Echo the data back line by line without changes, starting at the line containing "serial-blank-line [844,164,964,182]" and ending at the line containing "model-serial-text: The model", both included.

────────────────────────────────────────

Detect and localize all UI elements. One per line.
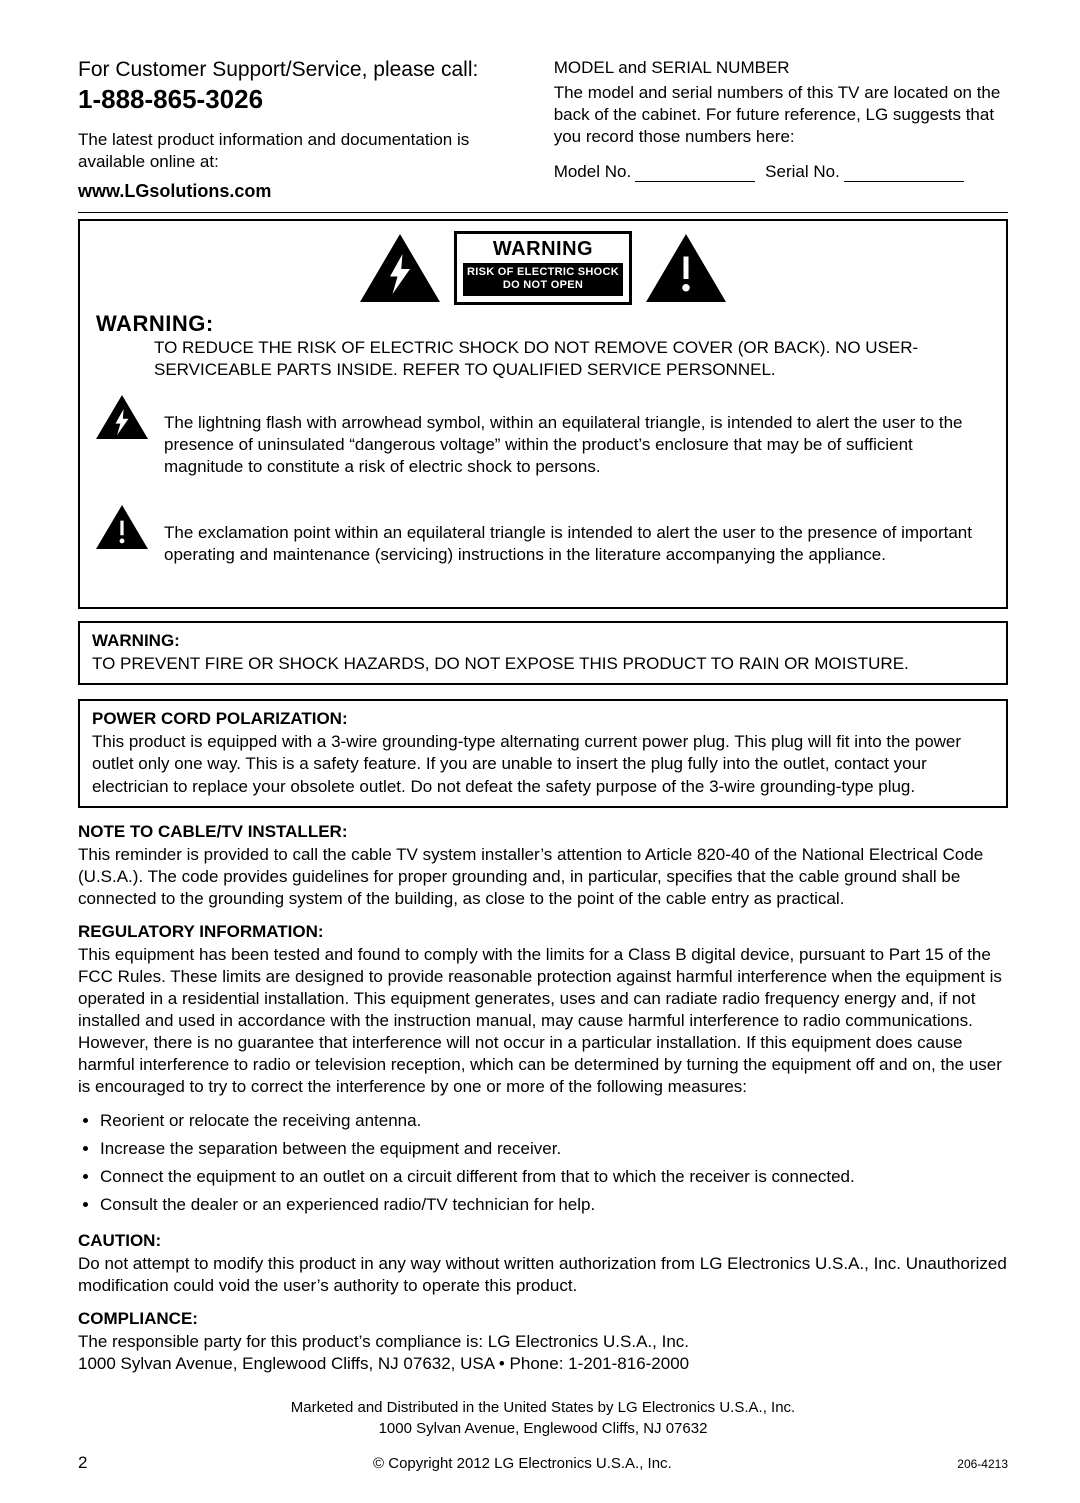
serial-blank-line [844,164,964,182]
model-serial-fields: Model No. Serial No. [554,162,1008,182]
small-lightning-bolt-icon [112,409,132,435]
warning-box-title: WARNING [463,238,623,261]
small-exclamation-triangle-icon [96,505,148,549]
compliance-body2: 1000 Sylvan Avenue, Englewood Cliffs, NJ… [78,1353,1008,1375]
header-columns: For Customer Support/Service, please cal… [78,58,1008,202]
warning-frame: WARNING RISK OF ELECTRIC SHOCK DO NOT OP… [78,219,1008,609]
caution-head: CAUTION: [78,1231,1008,1251]
caution-body: Do not attempt to modify this product in… [78,1253,1008,1297]
bolt-explain-row: The lightning flash with arrowhead symbo… [96,395,990,495]
model-field: Model No. [554,162,755,182]
footer-block: Marketed and Distributed in the United S… [78,1397,1008,1439]
footer-line1: Marketed and Distributed in the United S… [78,1397,1008,1418]
small-shock-triangle-icon [96,395,148,439]
warning-box-line2: DO NOT OPEN [503,279,583,291]
website-url: www.LGsolutions.com [78,181,534,202]
doc-code: 206-4213 [957,1457,1008,1471]
model-serial-text: The model and serial numbers of this TV … [554,82,1008,148]
moisture-warning-head: WARNING: [92,631,994,651]
warning-body: TO REDUCE THE RISK OF ELECTRIC SHOCK DO … [154,337,990,381]
regulatory-bullets: Reorient or relocate the receiving anten… [78,1107,1008,1219]
bolt-explain-text: The lightning flash with arrowhead symbo… [164,412,990,478]
regulatory-head: REGULATORY INFORMATION: [78,922,1008,942]
model-label: Model No. [554,162,631,182]
lightning-bolt-icon [385,254,415,294]
compliance-head: COMPLIANCE: [78,1309,1008,1329]
exclamation-icon [671,254,701,294]
regulatory-bullet: Connect the equipment to an outlet on a … [100,1163,1008,1191]
moisture-warning-body: TO PREVENT FIRE OR SHOCK HAZARDS, DO NOT… [92,653,994,675]
model-serial-heading: MODEL and SERIAL NUMBER [554,58,1008,78]
divider-line [78,212,1008,213]
regulatory-bullet: Increase the separation between the equi… [100,1135,1008,1163]
polarization-box: POWER CORD POLARIZATION: This product is… [78,699,1008,807]
warning-title: WARNING: [96,311,990,337]
regulatory-bullet: Reorient or relocate the receiving anten… [100,1107,1008,1135]
installer-body: This reminder is provided to call the ca… [78,844,1008,910]
footer-line2: 1000 Sylvan Avenue, Englewood Cliffs, NJ… [78,1418,1008,1439]
regulatory-bullet: Consult the dealer or an experienced rad… [100,1191,1008,1219]
warning-header-row: WARNING RISK OF ELECTRIC SHOCK DO NOT OP… [96,231,990,304]
warning-box-subtitle: RISK OF ELECTRIC SHOCK DO NOT OPEN [463,263,623,295]
document-page: For Customer Support/Service, please cal… [0,0,1080,1503]
compliance-body1: The responsible party for this product’s… [78,1331,1008,1353]
bottom-row: 2 © Copyright 2012 LG Electronics U.S.A.… [78,1453,1008,1473]
info-line: The latest product information and docum… [78,129,534,173]
warning-label-box: WARNING RISK OF ELECTRIC SHOCK DO NOT OP… [454,231,632,304]
serial-label: Serial No. [765,162,840,182]
moisture-warning-box: WARNING: TO PREVENT FIRE OR SHOCK HAZARD… [78,621,1008,685]
support-line: For Customer Support/Service, please cal… [78,58,534,82]
model-blank-line [635,164,755,182]
small-exclamation-icon [112,519,132,545]
page-number: 2 [78,1453,87,1473]
exclamation-triangle-icon [646,234,726,302]
warning-box-line1: RISK OF ELECTRIC SHOCK [467,266,619,278]
regulatory-body: This equipment has been tested and found… [78,944,1008,1099]
copyright: © Copyright 2012 LG Electronics U.S.A., … [373,1455,672,1472]
header-left-column: For Customer Support/Service, please cal… [78,58,534,202]
polarization-head: POWER CORD POLARIZATION: [92,709,994,729]
shock-triangle-icon [360,234,440,302]
excl-explain-row: The exclamation point within an equilate… [96,505,990,583]
support-phone: 1-888-865-3026 [78,84,534,115]
installer-head: NOTE TO CABLE/TV INSTALLER: [78,822,1008,842]
polarization-body: This product is equipped with a 3-wire g… [92,731,994,797]
serial-field: Serial No. [765,162,964,182]
excl-explain-text: The exclamation point within an equilate… [164,522,990,566]
header-right-column: MODEL and SERIAL NUMBER The model and se… [554,58,1008,202]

────────────────────────────────────────

_Solved problem_:
serial-blank-line [844,164,964,182]
model-serial-fields: Model No. Serial No. [554,162,1008,182]
small-lightning-bolt-icon [112,409,132,435]
warning-box-title: WARNING [463,238,623,261]
small-exclamation-triangle-icon [96,505,148,549]
compliance-body2: 1000 Sylvan Avenue, Englewood Cliffs, NJ… [78,1353,1008,1375]
header-columns: For Customer Support/Service, please cal… [78,58,1008,202]
warning-frame: WARNING RISK OF ELECTRIC SHOCK DO NOT OP… [78,219,1008,609]
caution-head: CAUTION: [78,1231,1008,1251]
caution-body: Do not attempt to modify this product in… [78,1253,1008,1297]
bolt-explain-row: The lightning flash with arrowhead symbo… [96,395,990,495]
model-field: Model No. [554,162,755,182]
footer-block: Marketed and Distributed in the United S… [78,1397,1008,1439]
footer-line1: Marketed and Distributed in the United S… [78,1397,1008,1418]
small-shock-triangle-icon [96,395,148,439]
warning-box-line2: DO NOT OPEN [503,279,583,291]
website-url: www.LGsolutions.com [78,181,534,202]
doc-code: 206-4213 [957,1457,1008,1471]
model-serial-text: The model and serial numbers of this TV … [554,82,1008,148]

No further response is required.